── Listing

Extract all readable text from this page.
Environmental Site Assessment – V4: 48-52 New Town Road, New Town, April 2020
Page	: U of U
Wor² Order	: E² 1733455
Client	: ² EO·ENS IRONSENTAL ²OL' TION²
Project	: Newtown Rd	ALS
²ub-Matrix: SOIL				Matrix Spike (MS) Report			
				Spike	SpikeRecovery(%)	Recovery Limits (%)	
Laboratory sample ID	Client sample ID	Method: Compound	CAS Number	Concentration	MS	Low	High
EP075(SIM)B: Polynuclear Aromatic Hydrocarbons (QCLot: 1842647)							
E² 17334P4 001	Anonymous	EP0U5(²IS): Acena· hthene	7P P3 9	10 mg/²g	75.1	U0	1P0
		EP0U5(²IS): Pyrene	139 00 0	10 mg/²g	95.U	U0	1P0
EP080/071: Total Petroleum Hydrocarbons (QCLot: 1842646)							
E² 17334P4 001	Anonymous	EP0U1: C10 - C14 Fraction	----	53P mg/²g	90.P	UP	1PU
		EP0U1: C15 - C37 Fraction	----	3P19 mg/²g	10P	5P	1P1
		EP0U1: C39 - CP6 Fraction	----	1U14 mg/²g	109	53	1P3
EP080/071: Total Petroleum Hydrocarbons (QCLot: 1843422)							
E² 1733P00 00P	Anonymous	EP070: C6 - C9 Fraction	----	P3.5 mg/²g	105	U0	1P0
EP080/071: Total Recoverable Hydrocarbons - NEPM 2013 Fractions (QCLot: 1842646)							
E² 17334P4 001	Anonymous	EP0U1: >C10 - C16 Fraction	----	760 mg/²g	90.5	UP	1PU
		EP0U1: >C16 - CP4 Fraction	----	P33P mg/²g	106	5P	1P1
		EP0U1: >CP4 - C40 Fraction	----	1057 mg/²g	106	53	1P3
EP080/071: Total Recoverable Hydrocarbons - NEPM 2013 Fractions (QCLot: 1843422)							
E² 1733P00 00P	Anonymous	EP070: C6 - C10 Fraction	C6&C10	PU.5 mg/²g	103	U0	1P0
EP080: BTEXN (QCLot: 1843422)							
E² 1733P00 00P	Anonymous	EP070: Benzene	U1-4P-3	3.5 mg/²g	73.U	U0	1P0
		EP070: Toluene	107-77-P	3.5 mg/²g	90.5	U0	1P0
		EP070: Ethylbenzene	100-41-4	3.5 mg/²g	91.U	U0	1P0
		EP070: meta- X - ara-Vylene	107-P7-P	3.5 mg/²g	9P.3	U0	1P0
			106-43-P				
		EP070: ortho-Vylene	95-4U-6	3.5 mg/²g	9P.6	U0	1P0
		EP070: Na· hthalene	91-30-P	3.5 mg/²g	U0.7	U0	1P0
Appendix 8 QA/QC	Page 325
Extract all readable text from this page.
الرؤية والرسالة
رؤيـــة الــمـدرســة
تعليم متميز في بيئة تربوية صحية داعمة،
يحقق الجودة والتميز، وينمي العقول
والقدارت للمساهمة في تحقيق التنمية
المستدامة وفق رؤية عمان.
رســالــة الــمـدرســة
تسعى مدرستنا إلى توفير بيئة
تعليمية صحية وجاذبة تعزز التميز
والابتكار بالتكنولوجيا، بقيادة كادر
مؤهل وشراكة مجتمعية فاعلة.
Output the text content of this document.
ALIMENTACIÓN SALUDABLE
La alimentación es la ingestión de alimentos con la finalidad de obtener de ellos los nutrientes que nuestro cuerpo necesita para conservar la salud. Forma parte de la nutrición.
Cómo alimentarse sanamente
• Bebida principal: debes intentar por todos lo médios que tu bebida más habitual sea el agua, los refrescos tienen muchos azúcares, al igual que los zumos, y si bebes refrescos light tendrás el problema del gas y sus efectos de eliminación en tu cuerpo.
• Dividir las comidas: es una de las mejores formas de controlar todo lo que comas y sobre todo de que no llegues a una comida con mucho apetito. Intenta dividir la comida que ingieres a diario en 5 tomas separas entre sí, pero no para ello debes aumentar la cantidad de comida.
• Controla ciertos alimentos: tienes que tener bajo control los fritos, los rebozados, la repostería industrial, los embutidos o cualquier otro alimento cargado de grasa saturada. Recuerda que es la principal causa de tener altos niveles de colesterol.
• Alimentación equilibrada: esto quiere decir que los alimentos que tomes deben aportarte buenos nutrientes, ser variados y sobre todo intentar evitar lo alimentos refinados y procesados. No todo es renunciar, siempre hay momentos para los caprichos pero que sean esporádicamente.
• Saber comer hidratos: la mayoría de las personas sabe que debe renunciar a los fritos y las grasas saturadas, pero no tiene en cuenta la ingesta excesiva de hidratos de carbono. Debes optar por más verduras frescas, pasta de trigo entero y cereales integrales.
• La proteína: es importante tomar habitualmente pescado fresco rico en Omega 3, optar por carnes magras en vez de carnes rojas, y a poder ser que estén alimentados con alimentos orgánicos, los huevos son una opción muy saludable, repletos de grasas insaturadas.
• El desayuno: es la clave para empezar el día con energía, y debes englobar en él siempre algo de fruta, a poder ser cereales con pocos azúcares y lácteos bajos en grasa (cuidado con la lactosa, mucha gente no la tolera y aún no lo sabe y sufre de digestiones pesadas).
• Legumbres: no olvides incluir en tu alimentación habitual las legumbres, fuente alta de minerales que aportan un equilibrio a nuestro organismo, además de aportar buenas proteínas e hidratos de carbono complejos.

────

▶ _The request_
Return the full listing, character for character.

▶ _Output below_
Extract all readable text from this page.
Environmental Site Assessment – V4: 48-52 New Town Road, New Town, April 2020
Page	: U of U
Wor² Order	: E² 1733455
Client	: ² EO·ENS IRONSENTAL ²OL' TION²
Project	: Newtown Rd	ALS
²ub-Matrix: SOIL				Matrix Spike (MS) Report			
				Spike	SpikeRecovery(%)	Recovery Limits (%)	
Laboratory sample ID	Client sample ID	Method: Compound	CAS Number	Concentration	MS	Low	High
EP075(SIM)B: Polynuclear Aromatic Hydrocarbons (QCLot: 1842647)							
E² 17334P4 001	Anonymous	EP0U5(²IS): Acena· hthene	7P P3 9	10 mg/²g	75.1	U0	1P0
		EP0U5(²IS): Pyrene	139 00 0	10 mg/²g	95.U	U0	1P0
EP080/071: Total Petroleum Hydrocarbons (QCLot: 1842646)							
E² 17334P4 001	Anonymous	EP0U1: C10 - C14 Fraction	----	53P mg/²g	90.P	UP	1PU
		EP0U1: C15 - C37 Fraction	----	3P19 mg/²g	10P	5P	1P1
		EP0U1: C39 - CP6 Fraction	----	1U14 mg/²g	109	53	1P3
EP080/071: Total Petroleum Hydrocarbons (QCLot: 1843422)							
E² 1733P00 00P	Anonymous	EP070: C6 - C9 Fraction	----	P3.5 mg/²g	105	U0	1P0
EP080/071: Total Recoverable Hydrocarbons - NEPM 2013 Fractions (QCLot: 1842646)							
E² 17334P4 001	Anonymous	EP0U1: >C10 - C16 Fraction	----	760 mg/²g	90.5	UP	1PU
		EP0U1: >C16 - CP4 Fraction	----	P33P mg/²g	106	5P	1P1
		EP0U1: >CP4 - C40 Fraction	----	1057 mg/²g	106	53	1P3
EP080/071: Total Recoverable Hydrocarbons - NEPM 2013 Fractions (QCLot: 1843422)							
E² 1733P00 00P	Anonymous	EP070: C6 - C10 Fraction	C6&C10	PU.5 mg/²g	103	U0	1P0
EP080: BTEXN (QCLot: 1843422)							
E² 1733P00 00P	Anonymous	EP070: Benzene	U1-4P-3	3.5 mg/²g	73.U	U0	1P0
		EP070: Toluene	107-77-P	3.5 mg/²g	90.5	U0	1P0
		EP070: Ethylbenzene	100-41-4	3.5 mg/²g	91.U	U0	1P0
		EP070: meta- X - ara-Vylene	107-P7-P	3.5 mg/²g	9P.3	U0	1P0
			106-43-P				
		EP070: ortho-Vylene	95-4U-6	3.5 mg/²g	9P.6	U0	1P0
		EP070: Na· hthalene	91-30-P	3.5 mg/²g	U0.7	U0	1P0
Appendix 8 QA/QC	Page 325
Extract all readable text from this page.
الرؤية والرسالة
رؤيـــة الــمـدرســة
تعليم متميز في بيئة تربوية صحية داعمة،
يحقق الجودة والتميز، وينمي العقول
والقدارت للمساهمة في تحقيق التنمية
المستدامة وفق رؤية عمان.
رســالــة الــمـدرســة
تسعى مدرستنا إلى توفير بيئة
تعليمية صحية وجاذبة تعزز التميز
والابتكار بالتكنولوجيا، بقيادة كادر
مؤهل وشراكة مجتمعية فاعلة.
Output the text content of this document.
ALIMENTACIÓN SALUDABLE
La alimentación es la ingestión de alimentos con la finalidad de obtener de ellos los nutrientes que nuestro cuerpo necesita para conservar la salud. Forma parte de la nutrición.
Cómo alimentarse sanamente
• Bebida principal: debes intentar por todos lo médios que tu bebida más habitual sea el agua, los refrescos tienen muchos azúcares, al igual que los zumos, y si bebes refrescos light tendrás el problema del gas y sus efectos de eliminación en tu cuerpo.
• Dividir las comidas: es una de las mejores formas de controlar todo lo que comas y sobre todo de que no llegues a una comida con mucho apetito. Intenta dividir la comida que ingieres a diario en 5 tomas separas entre sí, pero no para ello debes aumentar la cantidad de comida.
• Controla ciertos alimentos: tienes que tener bajo control los fritos, los rebozados, la repostería industrial, los embutidos o cualquier otro alimento cargado de grasa saturada. Recuerda que es la principal causa de tener altos niveles de colesterol.
• Alimentación equilibrada: esto quiere decir que los alimentos que tomes deben aportarte buenos nutrientes, ser variados y sobre todo intentar evitar lo alimentos refinados y procesados. No todo es renunciar, siempre hay momentos para los caprichos pero que sean esporádicamente.
• Saber comer hidratos: la mayoría de las personas sabe que debe renunciar a los fritos y las grasas saturadas, pero no tiene en cuenta la ingesta excesiva de hidratos de carbono. Debes optar por más verduras frescas, pasta de trigo entero y cereales integrales.
• La proteína: es importante tomar habitualmente pescado fresco rico en Omega 3, optar por carnes magras en vez de carnes rojas, y a poder ser que estén alimentados con alimentos orgánicos, los huevos son una opción muy saludable, repletos de grasas insaturadas.
• El desayuno: es la clave para empezar el día con energía, y debes englobar en él siempre algo de fruta, a poder ser cereales con pocos azúcares y lácteos bajos en grasa (cuidado con la lactosa, mucha gente no la tolera y aún no lo sabe y sufre de digestiones pesadas).
• Legumbres: no olvides incluir en tu alimentación habitual las legumbres, fuente alta de minerales que aportan un equilibrio a nuestro organismo, además de aportar buenas proteínas e hidratos de carbono complejos.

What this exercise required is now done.